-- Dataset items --

---------------

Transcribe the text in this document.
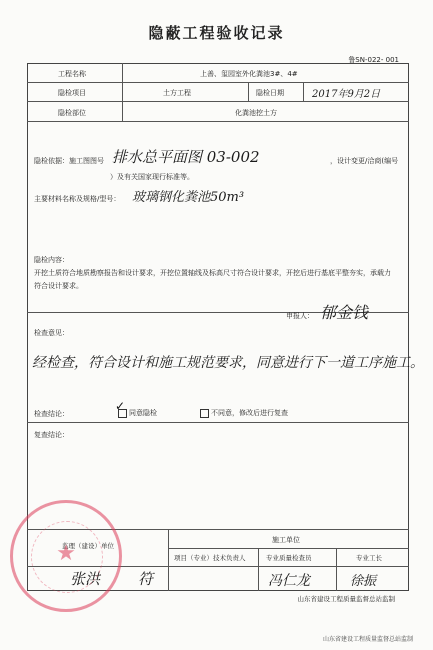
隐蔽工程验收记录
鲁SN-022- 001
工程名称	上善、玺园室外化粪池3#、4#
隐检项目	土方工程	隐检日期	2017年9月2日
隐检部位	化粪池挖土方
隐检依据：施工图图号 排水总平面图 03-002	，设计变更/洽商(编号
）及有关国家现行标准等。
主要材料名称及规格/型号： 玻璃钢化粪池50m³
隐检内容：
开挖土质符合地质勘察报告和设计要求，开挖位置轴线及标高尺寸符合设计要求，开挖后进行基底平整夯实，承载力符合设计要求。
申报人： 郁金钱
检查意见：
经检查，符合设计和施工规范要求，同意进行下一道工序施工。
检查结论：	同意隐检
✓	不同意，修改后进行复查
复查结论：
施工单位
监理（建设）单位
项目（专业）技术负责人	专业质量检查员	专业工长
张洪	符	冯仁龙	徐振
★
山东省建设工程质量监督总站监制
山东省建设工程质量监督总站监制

---------------

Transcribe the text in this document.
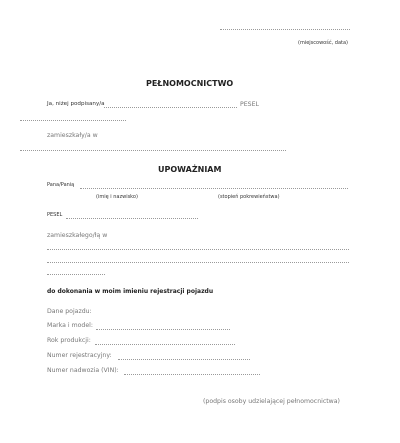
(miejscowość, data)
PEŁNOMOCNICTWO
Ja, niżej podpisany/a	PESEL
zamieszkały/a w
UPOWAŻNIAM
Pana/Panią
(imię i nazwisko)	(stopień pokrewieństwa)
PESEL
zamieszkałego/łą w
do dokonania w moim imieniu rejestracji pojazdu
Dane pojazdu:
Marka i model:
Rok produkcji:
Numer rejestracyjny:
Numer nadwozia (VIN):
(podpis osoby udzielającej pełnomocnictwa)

---------------

-- WHAT THIS TASK INVOLVES --
Copy out all lines that carry the word "pojazdu".

-- WORKED ANSWER --
do dokonania w moim imieniu rejestracji pojazdu
Dane pojazdu:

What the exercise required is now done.